TASK ▸ Repeat each line word for word.

PROVIDED MATERIAL ▸
# # # #
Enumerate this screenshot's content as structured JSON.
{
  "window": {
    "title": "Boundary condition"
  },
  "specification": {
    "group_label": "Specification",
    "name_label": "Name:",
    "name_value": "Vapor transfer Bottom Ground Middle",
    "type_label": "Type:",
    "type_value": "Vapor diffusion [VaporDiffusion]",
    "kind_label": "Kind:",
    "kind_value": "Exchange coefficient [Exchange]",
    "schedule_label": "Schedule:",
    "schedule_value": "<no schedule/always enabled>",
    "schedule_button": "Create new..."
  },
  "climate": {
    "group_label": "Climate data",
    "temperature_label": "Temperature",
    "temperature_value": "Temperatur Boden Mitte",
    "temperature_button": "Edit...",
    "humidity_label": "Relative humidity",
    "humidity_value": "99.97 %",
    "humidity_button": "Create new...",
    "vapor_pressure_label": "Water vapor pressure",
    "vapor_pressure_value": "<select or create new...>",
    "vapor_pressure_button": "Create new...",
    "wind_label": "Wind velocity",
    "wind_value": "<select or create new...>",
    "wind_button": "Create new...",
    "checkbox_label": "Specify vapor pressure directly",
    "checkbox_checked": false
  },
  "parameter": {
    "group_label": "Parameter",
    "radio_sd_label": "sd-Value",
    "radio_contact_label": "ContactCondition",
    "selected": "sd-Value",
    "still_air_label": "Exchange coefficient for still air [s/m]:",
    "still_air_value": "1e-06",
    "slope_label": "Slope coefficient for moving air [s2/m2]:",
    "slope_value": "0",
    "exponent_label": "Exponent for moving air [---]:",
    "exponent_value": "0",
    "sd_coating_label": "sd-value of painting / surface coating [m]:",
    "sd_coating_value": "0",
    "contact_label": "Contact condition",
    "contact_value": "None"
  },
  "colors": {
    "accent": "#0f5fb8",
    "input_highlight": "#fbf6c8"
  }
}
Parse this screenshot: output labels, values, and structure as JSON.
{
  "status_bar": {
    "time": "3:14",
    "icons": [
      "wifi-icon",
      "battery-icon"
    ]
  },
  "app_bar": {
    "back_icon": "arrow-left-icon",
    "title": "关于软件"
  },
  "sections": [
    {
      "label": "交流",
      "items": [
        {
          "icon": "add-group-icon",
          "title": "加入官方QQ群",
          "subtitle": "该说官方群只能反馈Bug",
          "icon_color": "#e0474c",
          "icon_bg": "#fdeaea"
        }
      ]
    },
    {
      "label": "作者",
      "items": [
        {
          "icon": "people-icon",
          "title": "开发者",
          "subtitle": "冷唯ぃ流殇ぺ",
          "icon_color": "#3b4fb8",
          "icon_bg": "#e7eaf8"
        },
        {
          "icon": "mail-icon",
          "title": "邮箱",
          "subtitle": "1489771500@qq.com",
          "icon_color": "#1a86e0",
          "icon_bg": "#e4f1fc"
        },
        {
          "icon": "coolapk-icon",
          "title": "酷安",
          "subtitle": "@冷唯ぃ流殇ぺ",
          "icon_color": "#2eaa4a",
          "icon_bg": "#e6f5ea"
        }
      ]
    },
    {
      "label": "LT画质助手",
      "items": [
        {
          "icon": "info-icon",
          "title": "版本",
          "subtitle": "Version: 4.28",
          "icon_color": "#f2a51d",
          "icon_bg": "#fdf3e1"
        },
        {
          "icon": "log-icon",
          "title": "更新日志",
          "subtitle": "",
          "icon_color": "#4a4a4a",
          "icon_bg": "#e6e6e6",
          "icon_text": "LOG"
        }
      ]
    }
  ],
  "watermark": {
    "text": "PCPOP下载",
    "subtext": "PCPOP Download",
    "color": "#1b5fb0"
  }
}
# # # #
ANSWER TO THIS PROBLEM ▸
Enumerate this screenshot's content as structured JSON.
{
  "window": {
    "title": "Boundary condition"
  },
  "specification": {
    "group_label": "Specification",
    "name_label": "Name:",
    "name_value": "Vapor transfer Bottom Ground Middle",
    "type_label": "Type:",
    "type_value": "Vapor diffusion [VaporDiffusion]",
    "kind_label": "Kind:",
    "kind_value": "Exchange coefficient [Exchange]",
    "schedule_label": "Schedule:",
    "schedule_value": "<no schedule/always enabled>",
    "schedule_button": "Create new..."
  },
  "climate": {
    "group_label": "Climate data",
    "temperature_label": "Temperature",
    "temperature_value": "Temperatur Boden Mitte",
    "temperature_button": "Edit...",
    "humidity_label": "Relative humidity",
    "humidity_value": "99.97 %",
    "humidity_button": "Create new...",
    "vapor_pressure_label": "Water vapor pressure",
    "vapor_pressure_value": "<select or create new...>",
    "vapor_pressure_button": "Create new...",
    "wind_label": "Wind velocity",
    "wind_value": "<select or create new...>",
    "wind_button": "Create new...",
    "checkbox_label": "Specify vapor pressure directly",
    "checkbox_checked": false
  },
  "parameter": {
    "group_label": "Parameter",
    "radio_sd_label": "sd-Value",
    "radio_contact_label": "ContactCondition",
    "selected": "sd-Value",
    "still_air_label": "Exchange coefficient for still air [s/m]:",
    "still_air_value": "1e-06",
    "slope_label": "Slope coefficient for moving air [s2/m2]:",
    "slope_value": "0",
    "exponent_label": "Exponent for moving air [---]:",
    "exponent_value": "0",
    "sd_coating_label": "sd-value of painting / surface coating [m]:",
    "sd_coating_value": "0",
    "contact_label": "Contact condition",
    "contact_value": "None"
  },
  "colors": {
    "accent": "#0f5fb8",
    "input_highlight": "#fbf6c8"
  }
}
Parse this screenshot: output labels, values, and structure as JSON.
{
  "status_bar": {
    "time": "3:14",
    "icons": [
      "wifi-icon",
      "battery-icon"
    ]
  },
  "app_bar": {
    "back_icon": "arrow-left-icon",
    "title": "关于软件"
  },
  "sections": [
    {
      "label": "交流",
      "items": [
        {
          "icon": "add-group-icon",
          "title": "加入官方QQ群",
          "subtitle": "该说官方群只能反馈Bug",
          "icon_color": "#e0474c",
          "icon_bg": "#fdeaea"
        }
      ]
    },
    {
      "label": "作者",
      "items": [
        {
          "icon": "people-icon",
          "title": "开发者",
          "subtitle": "冷唯ぃ流殇ぺ",
          "icon_color": "#3b4fb8",
          "icon_bg": "#e7eaf8"
        },
        {
          "icon": "mail-icon",
          "title": "邮箱",
          "subtitle": "1489771500@qq.com",
          "icon_color": "#1a86e0",
          "icon_bg": "#e4f1fc"
        },
        {
          "icon": "coolapk-icon",
          "title": "酷安",
          "subtitle": "@冷唯ぃ流殇ぺ",
          "icon_color": "#2eaa4a",
          "icon_bg": "#e6f5ea"
        }
      ]
    },
    {
      "label": "LT画质助手",
      "items": [
        {
          "icon": "info-icon",
          "title": "版本",
          "subtitle": "Version: 4.28",
          "icon_color": "#f2a51d",
          "icon_bg": "#fdf3e1"
        },
        {
          "icon": "log-icon",
          "title": "更新日志",
          "subtitle": "",
          "icon_color": "#4a4a4a",
          "icon_bg": "#e6e6e6",
          "icon_text": "LOG"
        }
      ]
    }
  ],
  "watermark": {
    "text": "PCPOP下载",
    "subtext": "PCPOP Download",
    "color": "#1b5fb0"
  }
}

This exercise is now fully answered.